* start Supplied records *

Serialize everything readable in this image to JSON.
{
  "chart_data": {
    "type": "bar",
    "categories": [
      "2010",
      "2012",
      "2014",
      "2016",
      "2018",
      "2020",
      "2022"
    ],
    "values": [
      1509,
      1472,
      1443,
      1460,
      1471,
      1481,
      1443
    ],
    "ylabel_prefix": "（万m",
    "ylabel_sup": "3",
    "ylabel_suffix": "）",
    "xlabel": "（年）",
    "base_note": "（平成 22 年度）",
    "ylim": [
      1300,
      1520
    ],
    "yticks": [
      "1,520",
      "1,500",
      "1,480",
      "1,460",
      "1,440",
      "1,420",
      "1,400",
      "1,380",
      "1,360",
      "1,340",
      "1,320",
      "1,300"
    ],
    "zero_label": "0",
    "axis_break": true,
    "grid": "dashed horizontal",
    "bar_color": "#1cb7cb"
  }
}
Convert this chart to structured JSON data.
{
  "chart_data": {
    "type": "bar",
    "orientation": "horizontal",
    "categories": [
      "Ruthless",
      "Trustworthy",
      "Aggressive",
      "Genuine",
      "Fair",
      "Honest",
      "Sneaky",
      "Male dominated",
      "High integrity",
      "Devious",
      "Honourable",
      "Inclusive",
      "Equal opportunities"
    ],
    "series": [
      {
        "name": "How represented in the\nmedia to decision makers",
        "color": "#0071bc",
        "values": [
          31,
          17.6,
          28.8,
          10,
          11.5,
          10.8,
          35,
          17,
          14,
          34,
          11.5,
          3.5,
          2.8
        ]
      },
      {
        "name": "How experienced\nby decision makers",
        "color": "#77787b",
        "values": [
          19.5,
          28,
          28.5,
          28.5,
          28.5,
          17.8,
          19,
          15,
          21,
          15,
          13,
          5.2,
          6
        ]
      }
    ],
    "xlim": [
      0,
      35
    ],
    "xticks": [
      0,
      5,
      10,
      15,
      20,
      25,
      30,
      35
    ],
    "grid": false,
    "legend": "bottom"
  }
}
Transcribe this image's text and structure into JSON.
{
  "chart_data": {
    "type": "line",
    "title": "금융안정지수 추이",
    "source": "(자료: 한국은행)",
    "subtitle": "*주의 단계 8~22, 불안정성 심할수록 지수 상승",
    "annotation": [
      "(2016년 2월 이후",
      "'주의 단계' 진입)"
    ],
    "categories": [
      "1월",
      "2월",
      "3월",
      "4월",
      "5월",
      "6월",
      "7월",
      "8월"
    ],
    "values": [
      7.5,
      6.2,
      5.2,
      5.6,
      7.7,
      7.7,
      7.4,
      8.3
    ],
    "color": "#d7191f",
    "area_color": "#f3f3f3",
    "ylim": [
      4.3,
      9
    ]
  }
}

* end Supplied records *

What needs to be done: Using the listing above, show every line that includes the string "JSON".

Solution to this task:
Serialize everything readable in this image to JSON.
Convert this chart to structured JSON data.
Transcribe this image's text and structure into JSON.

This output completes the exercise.